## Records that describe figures
begin

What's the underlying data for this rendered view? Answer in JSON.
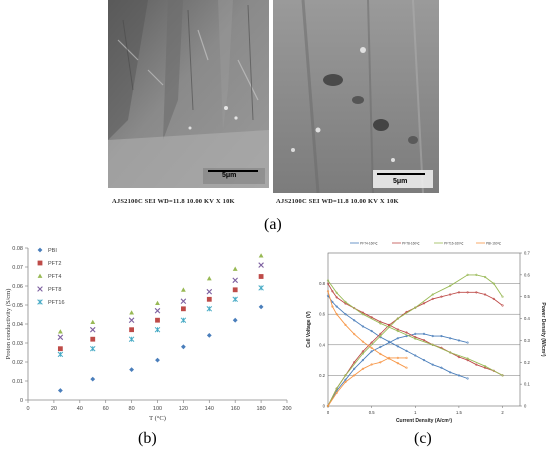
{
  "figure": {
    "panel_a": {
      "label": "(a)",
      "left_caption": "AJS2100C  SEI  WD=11.8  10.00 KV X 10K",
      "right_caption": "AJS2100C  SEI  WD=11.8  10.00 KV X 10K",
      "left_scale": "5μm",
      "right_scale": "5μm"
    },
    "panel_b": {
      "label": "(b)"
    },
    "panel_c": {
      "label": "(c)"
    }
  },
  "colors": {
    "PBI": "#4a7ebb",
    "PFT2": "#be4b48",
    "PFT4": "#98b954",
    "PFT8": "#7d60a0",
    "PFT16": "#46aac5"
  },
  "chart_data": [
    {
      "type": "scatter",
      "xlabel": "T (°C)",
      "ylabel": "Proton conductivity (S/cm)",
      "xlim": [
        0,
        200
      ],
      "ylim": [
        0,
        0.08
      ],
      "xticks": [
        "0",
        "20",
        "40",
        "60",
        "80",
        "100",
        "120",
        "140",
        "160",
        "180",
        "200"
      ],
      "yticks": [
        "0",
        "0.01",
        "0.02",
        "0.03",
        "0.04",
        "0.05",
        "0.06",
        "0.07",
        "0.08"
      ],
      "grid": false,
      "legend": "top-left",
      "series": [
        {
          "name": "PBI",
          "marker": "diamond",
          "x": [
            25,
            50,
            80,
            100,
            120,
            140,
            160,
            180
          ],
          "y": [
            0.005,
            0.011,
            0.016,
            0.021,
            0.028,
            0.034,
            0.042,
            0.049
          ]
        },
        {
          "name": "PFT2",
          "marker": "square",
          "x": [
            25,
            50,
            80,
            100,
            120,
            140,
            160,
            180
          ],
          "y": [
            0.027,
            0.032,
            0.037,
            0.042,
            0.048,
            0.053,
            0.058,
            0.065
          ]
        },
        {
          "name": "PFT4",
          "marker": "triangle",
          "x": [
            25,
            50,
            80,
            100,
            120,
            140,
            160,
            180
          ],
          "y": [
            0.036,
            0.041,
            0.046,
            0.051,
            0.058,
            0.064,
            0.069,
            0.076
          ]
        },
        {
          "name": "PFT8",
          "marker": "x",
          "x": [
            25,
            50,
            80,
            100,
            120,
            140,
            160,
            180
          ],
          "y": [
            0.033,
            0.037,
            0.042,
            0.047,
            0.052,
            0.057,
            0.063,
            0.071
          ]
        },
        {
          "name": "PFT16",
          "marker": "star",
          "x": [
            25,
            50,
            80,
            100,
            120,
            140,
            160,
            180
          ],
          "y": [
            0.024,
            0.027,
            0.032,
            0.037,
            0.042,
            0.048,
            0.053,
            0.059
          ]
        }
      ]
    },
    {
      "type": "line",
      "xlabel": "Current Density (A/cm²)",
      "ylabel": "Cell Voltage (V)",
      "y2label": "Power Density (W/cm²)",
      "xlim": [
        0,
        2.2
      ],
      "ylim": [
        0,
        1.0
      ],
      "y2lim": [
        0,
        0.7
      ],
      "xticks": [
        "0",
        "0.5",
        "1",
        "1.5",
        "2"
      ],
      "yticks": [
        "0",
        "0.2",
        "0.4",
        "0.6",
        "0.8"
      ],
      "y2ticks": [
        "0",
        "0.1",
        "0.2",
        "0.3",
        "0.4",
        "0.5",
        "0.6",
        "0.7"
      ],
      "grid": true,
      "legend": "top",
      "series": [
        {
          "name": "PFT4-160℃",
          "axis": "voltage",
          "color": "#4a7ebb",
          "x": [
            0,
            0.05,
            0.1,
            0.2,
            0.3,
            0.4,
            0.5,
            0.6,
            0.7,
            0.8,
            0.9,
            1.0,
            1.1,
            1.2,
            1.3,
            1.4,
            1.5,
            1.6
          ],
          "y": [
            0.72,
            0.68,
            0.65,
            0.6,
            0.56,
            0.52,
            0.49,
            0.45,
            0.42,
            0.39,
            0.36,
            0.33,
            0.3,
            0.27,
            0.25,
            0.22,
            0.2,
            0.18
          ]
        },
        {
          "name": "PFT4-160℃",
          "axis": "power",
          "color": "#4a7ebb",
          "x": [
            0,
            0.1,
            0.2,
            0.3,
            0.4,
            0.5,
            0.6,
            0.7,
            0.8,
            0.9,
            1.0,
            1.1,
            1.2,
            1.3,
            1.4,
            1.5,
            1.6
          ],
          "y": [
            0,
            0.07,
            0.12,
            0.17,
            0.21,
            0.25,
            0.27,
            0.29,
            0.31,
            0.32,
            0.33,
            0.33,
            0.32,
            0.32,
            0.31,
            0.3,
            0.29
          ]
        },
        {
          "name": "PFT8-160℃",
          "axis": "voltage",
          "color": "#be4b48",
          "x": [
            0,
            0.05,
            0.1,
            0.2,
            0.3,
            0.4,
            0.5,
            0.6,
            0.7,
            0.8,
            0.9,
            1.0,
            1.1,
            1.2,
            1.3,
            1.4,
            1.5,
            1.6,
            1.7,
            1.8,
            1.9,
            2.0
          ],
          "y": [
            0.8,
            0.75,
            0.71,
            0.67,
            0.64,
            0.61,
            0.58,
            0.55,
            0.53,
            0.5,
            0.48,
            0.45,
            0.43,
            0.4,
            0.38,
            0.35,
            0.32,
            0.3,
            0.27,
            0.25,
            0.23,
            0.2
          ]
        },
        {
          "name": "PFT8-160℃",
          "axis": "power",
          "color": "#be4b48",
          "x": [
            0,
            0.1,
            0.2,
            0.3,
            0.4,
            0.5,
            0.6,
            0.7,
            0.8,
            0.9,
            1.0,
            1.1,
            1.2,
            1.3,
            1.4,
            1.5,
            1.6,
            1.7,
            1.8,
            1.9,
            2.0
          ],
          "y": [
            0,
            0.08,
            0.14,
            0.2,
            0.25,
            0.29,
            0.33,
            0.37,
            0.4,
            0.43,
            0.45,
            0.47,
            0.49,
            0.5,
            0.51,
            0.52,
            0.52,
            0.52,
            0.51,
            0.49,
            0.46
          ]
        },
        {
          "name": "PFT16-160℃",
          "axis": "voltage",
          "color": "#98b954",
          "x": [
            0,
            0.1,
            0.2,
            0.4,
            0.6,
            0.8,
            1.0,
            1.2,
            1.4,
            1.6,
            1.8,
            2.0
          ],
          "y": [
            0.82,
            0.74,
            0.68,
            0.6,
            0.54,
            0.49,
            0.44,
            0.4,
            0.35,
            0.31,
            0.26,
            0.2
          ]
        },
        {
          "name": "PFT16-160℃",
          "axis": "power",
          "color": "#98b954",
          "x": [
            0,
            0.1,
            0.2,
            0.4,
            0.6,
            0.8,
            1.0,
            1.2,
            1.4,
            1.6,
            1.7,
            1.8,
            1.9,
            2.0
          ],
          "y": [
            0,
            0.08,
            0.14,
            0.24,
            0.32,
            0.4,
            0.45,
            0.51,
            0.55,
            0.6,
            0.6,
            0.59,
            0.56,
            0.5
          ]
        },
        {
          "name": "PBI-160℃",
          "axis": "voltage",
          "color": "#f79646",
          "x": [
            0,
            0.05,
            0.1,
            0.2,
            0.3,
            0.4,
            0.5,
            0.6,
            0.7,
            0.8,
            0.9
          ],
          "y": [
            0.75,
            0.65,
            0.6,
            0.53,
            0.47,
            0.42,
            0.38,
            0.34,
            0.31,
            0.28,
            0.25
          ]
        },
        {
          "name": "PBI-160℃",
          "axis": "power",
          "color": "#f79646",
          "x": [
            0,
            0.1,
            0.2,
            0.3,
            0.4,
            0.5,
            0.6,
            0.7,
            0.8,
            0.9
          ],
          "y": [
            0,
            0.06,
            0.11,
            0.14,
            0.17,
            0.19,
            0.2,
            0.22,
            0.22,
            0.22
          ]
        }
      ]
    }
  ]
}
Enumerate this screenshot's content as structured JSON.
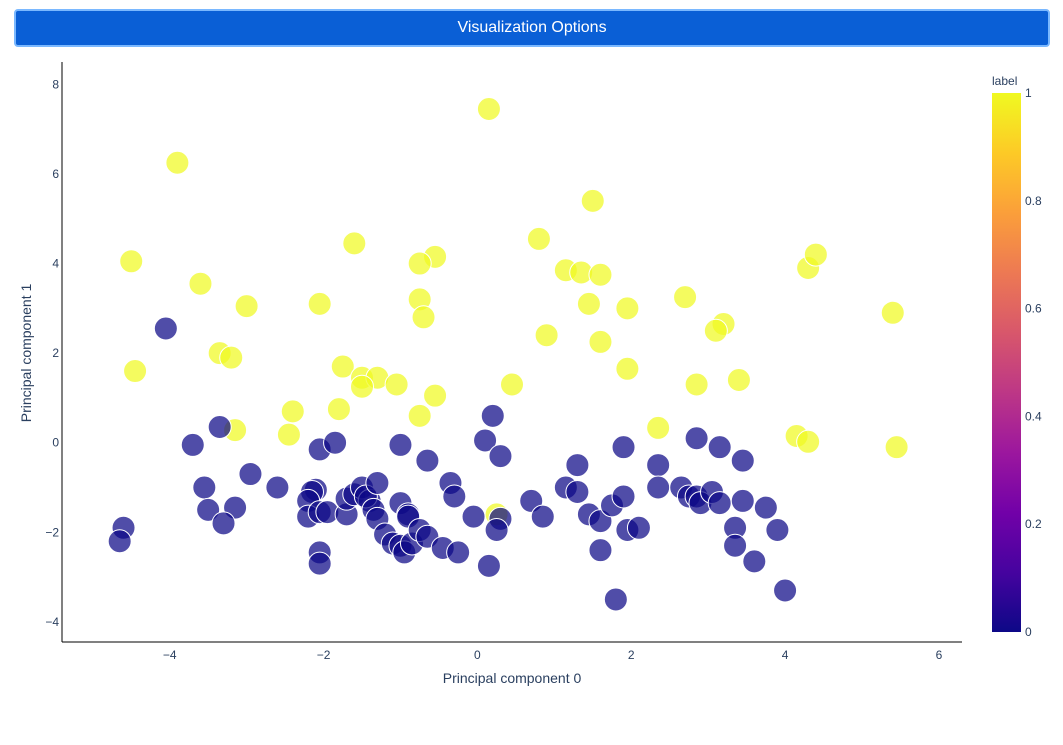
{
  "header": {
    "button_label": "Visualization Options"
  },
  "chart_data": {
    "type": "scatter",
    "xlabel": "Principal component 0",
    "ylabel": "Principal component 1",
    "xlim": [
      -5.4,
      6.3
    ],
    "ylim": [
      -4.45,
      8.5
    ],
    "xticks": [
      -4,
      -2,
      0,
      2,
      4,
      6
    ],
    "yticks": [
      -4,
      -2,
      0,
      2,
      4,
      6,
      8
    ],
    "colorbar": {
      "title": "label",
      "ticks": [
        0,
        0.2,
        0.4,
        0.6,
        0.8,
        1
      ],
      "colorscale": [
        "#0d0887",
        "#46039f",
        "#7201a8",
        "#9c179e",
        "#bd3786",
        "#d8576b",
        "#ed7953",
        "#fb9f3a",
        "#fdca26",
        "#f0f921"
      ]
    },
    "grid": false,
    "series": [
      {
        "label_value": 1,
        "color": "#f0f921",
        "points": [
          [
            0.15,
            7.45
          ],
          [
            -3.9,
            6.25
          ],
          [
            1.5,
            5.4
          ],
          [
            -4.5,
            4.05
          ],
          [
            -1.6,
            4.45
          ],
          [
            -0.55,
            4.15
          ],
          [
            0.8,
            4.55
          ],
          [
            -0.75,
            4.0
          ],
          [
            1.15,
            3.85
          ],
          [
            1.35,
            3.8
          ],
          [
            1.6,
            3.75
          ],
          [
            4.3,
            3.9
          ],
          [
            4.4,
            4.2
          ],
          [
            -3.6,
            3.55
          ],
          [
            -3.0,
            3.05
          ],
          [
            -2.05,
            3.1
          ],
          [
            -0.75,
            3.2
          ],
          [
            -0.7,
            2.8
          ],
          [
            1.45,
            3.1
          ],
          [
            1.95,
            3.0
          ],
          [
            2.7,
            3.25
          ],
          [
            5.4,
            2.9
          ],
          [
            3.2,
            2.65
          ],
          [
            3.1,
            2.5
          ],
          [
            0.9,
            2.4
          ],
          [
            1.6,
            2.25
          ],
          [
            -3.35,
            2.0
          ],
          [
            -3.2,
            1.9
          ],
          [
            -4.45,
            1.6
          ],
          [
            -1.75,
            1.7
          ],
          [
            -1.5,
            1.45
          ],
          [
            -1.3,
            1.45
          ],
          [
            -1.5,
            1.25
          ],
          [
            -1.05,
            1.3
          ],
          [
            0.45,
            1.3
          ],
          [
            1.95,
            1.65
          ],
          [
            2.85,
            1.3
          ],
          [
            3.4,
            1.4
          ],
          [
            -0.55,
            1.05
          ],
          [
            -2.4,
            0.7
          ],
          [
            -1.8,
            0.75
          ],
          [
            -0.75,
            0.6
          ],
          [
            -3.15,
            0.28
          ],
          [
            -2.45,
            0.18
          ],
          [
            2.35,
            0.33
          ],
          [
            4.15,
            0.15
          ],
          [
            4.3,
            0.02
          ],
          [
            5.45,
            -0.1
          ],
          [
            0.25,
            -1.6
          ]
        ]
      },
      {
        "label_value": 0,
        "color": "#0d0887",
        "points": [
          [
            -4.05,
            2.55
          ],
          [
            -3.35,
            0.35
          ],
          [
            -3.7,
            -0.05
          ],
          [
            -2.95,
            -0.7
          ],
          [
            -3.55,
            -1.0
          ],
          [
            -3.5,
            -1.5
          ],
          [
            -3.15,
            -1.45
          ],
          [
            -3.3,
            -1.8
          ],
          [
            -4.6,
            -1.9
          ],
          [
            -4.65,
            -2.2
          ],
          [
            -2.6,
            -1.0
          ],
          [
            -2.05,
            -0.15
          ],
          [
            -1.85,
            0.0
          ],
          [
            -2.1,
            -1.05
          ],
          [
            -2.15,
            -1.1
          ],
          [
            -2.2,
            -1.3
          ],
          [
            -2.2,
            -1.65
          ],
          [
            -2.05,
            -1.55
          ],
          [
            -1.95,
            -1.55
          ],
          [
            -1.7,
            -1.6
          ],
          [
            -1.7,
            -1.25
          ],
          [
            -1.6,
            -1.15
          ],
          [
            -1.5,
            -1.0
          ],
          [
            -1.4,
            -1.3
          ],
          [
            -1.45,
            -1.2
          ],
          [
            -1.3,
            -0.9
          ],
          [
            -1.35,
            -1.5
          ],
          [
            -1.3,
            -1.7
          ],
          [
            -1.2,
            -2.05
          ],
          [
            -1.1,
            -2.25
          ],
          [
            -1.0,
            -2.3
          ],
          [
            -0.95,
            -2.45
          ],
          [
            -0.85,
            -2.25
          ],
          [
            -1.0,
            -1.35
          ],
          [
            -0.9,
            -1.6
          ],
          [
            -0.9,
            -1.65
          ],
          [
            -0.75,
            -1.95
          ],
          [
            -0.65,
            -2.1
          ],
          [
            -0.45,
            -2.35
          ],
          [
            -0.25,
            -2.45
          ],
          [
            -2.05,
            -2.45
          ],
          [
            -2.05,
            -2.7
          ],
          [
            -1.0,
            -0.05
          ],
          [
            -0.65,
            -0.4
          ],
          [
            -0.35,
            -0.9
          ],
          [
            -0.3,
            -1.2
          ],
          [
            0.2,
            0.6
          ],
          [
            0.1,
            0.05
          ],
          [
            0.3,
            -0.3
          ],
          [
            -0.05,
            -1.65
          ],
          [
            0.3,
            -1.7
          ],
          [
            0.25,
            -1.95
          ],
          [
            0.15,
            -2.75
          ],
          [
            0.7,
            -1.3
          ],
          [
            0.85,
            -1.65
          ],
          [
            1.15,
            -1.0
          ],
          [
            1.3,
            -0.5
          ],
          [
            1.3,
            -1.1
          ],
          [
            1.45,
            -1.6
          ],
          [
            1.6,
            -1.75
          ],
          [
            1.75,
            -1.4
          ],
          [
            1.9,
            -1.2
          ],
          [
            1.95,
            -1.95
          ],
          [
            2.1,
            -1.9
          ],
          [
            1.6,
            -2.4
          ],
          [
            1.8,
            -3.5
          ],
          [
            1.9,
            -0.1
          ],
          [
            2.35,
            -0.5
          ],
          [
            2.35,
            -1.0
          ],
          [
            2.65,
            -1.0
          ],
          [
            2.75,
            -1.2
          ],
          [
            2.85,
            -1.2
          ],
          [
            2.9,
            -1.35
          ],
          [
            3.05,
            -1.1
          ],
          [
            3.15,
            -1.35
          ],
          [
            2.85,
            0.1
          ],
          [
            3.15,
            -0.1
          ],
          [
            3.45,
            -0.4
          ],
          [
            3.45,
            -1.3
          ],
          [
            3.75,
            -1.45
          ],
          [
            3.35,
            -1.9
          ],
          [
            3.35,
            -2.3
          ],
          [
            3.6,
            -2.65
          ],
          [
            3.9,
            -1.95
          ],
          [
            4.0,
            -3.3
          ]
        ]
      }
    ]
  }
}
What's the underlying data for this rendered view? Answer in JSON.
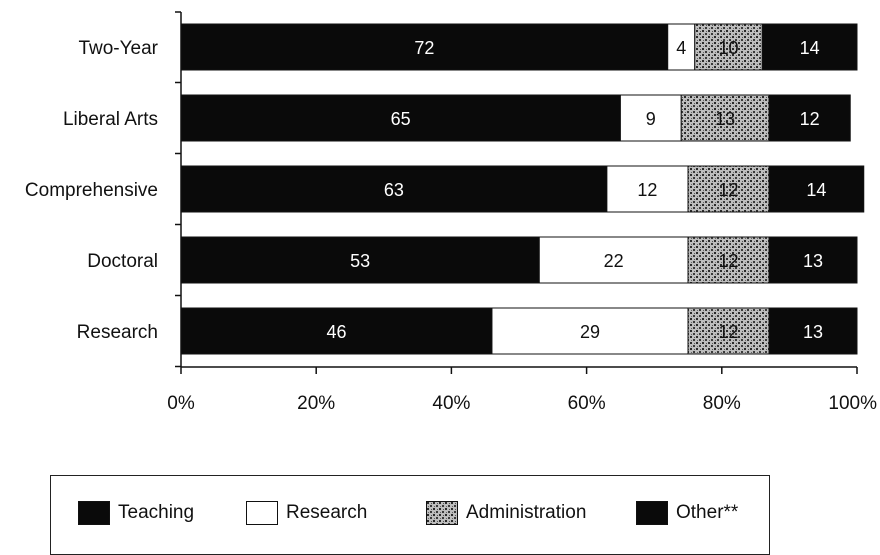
{
  "chart_data": {
    "type": "bar",
    "orientation": "horizontal",
    "stacked": true,
    "categories": [
      "Two-Year",
      "Liberal Arts",
      "Comprehensive",
      "Doctoral",
      "Research"
    ],
    "series": [
      {
        "name": "Teaching",
        "values": [
          72,
          65,
          63,
          53,
          46
        ],
        "color": "#0a0a0a"
      },
      {
        "name": "Research",
        "values": [
          4,
          9,
          12,
          22,
          29
        ],
        "color": "#ffffff"
      },
      {
        "name": "Administration",
        "values": [
          10,
          13,
          12,
          12,
          12
        ],
        "color": "#9a9a9a"
      },
      {
        "name": "Other**",
        "values": [
          14,
          12,
          14,
          13,
          13
        ],
        "color": "#0a0a0a"
      }
    ],
    "data_labels": [
      [
        "72",
        "4",
        "10",
        "14"
      ],
      [
        "65",
        "9",
        "13",
        "12"
      ],
      [
        "63",
        "12",
        "12",
        "14"
      ],
      [
        "53",
        "22",
        "12",
        "13"
      ],
      [
        "46",
        "29",
        "12",
        "13"
      ]
    ],
    "xticks": [
      "0%",
      "20%",
      "40%",
      "60%",
      "80%",
      "100%"
    ],
    "xlim": [
      0,
      100
    ],
    "legend_position": "bottom"
  },
  "legend": {
    "items": [
      {
        "label": "Teaching",
        "color": "#0a0a0a",
        "pattern": "solid"
      },
      {
        "label": "Research",
        "color": "#ffffff",
        "pattern": "solid"
      },
      {
        "label": "Administration",
        "color": "#9a9a9a",
        "pattern": "stipple"
      },
      {
        "label": "Other**",
        "color": "#0a0a0a",
        "pattern": "solid"
      }
    ]
  }
}
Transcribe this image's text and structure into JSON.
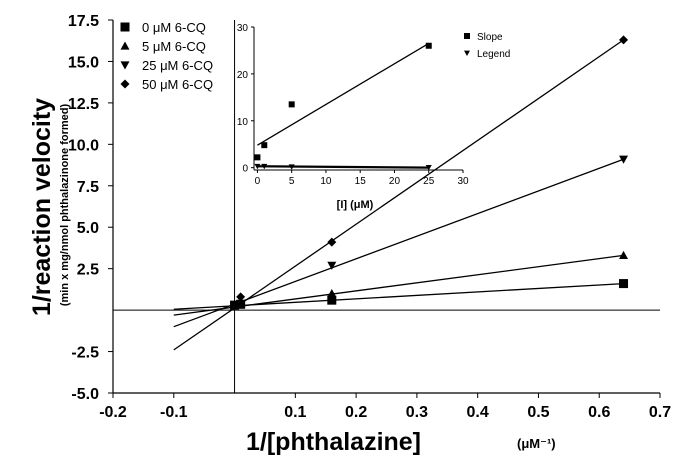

end

## Instructions for the task
Copy each line of the data above that holds "Density".

## Completed task
      "xlabel": "Current Density (A/cm²)",
      "y2label": "Power Density (W/cm²)",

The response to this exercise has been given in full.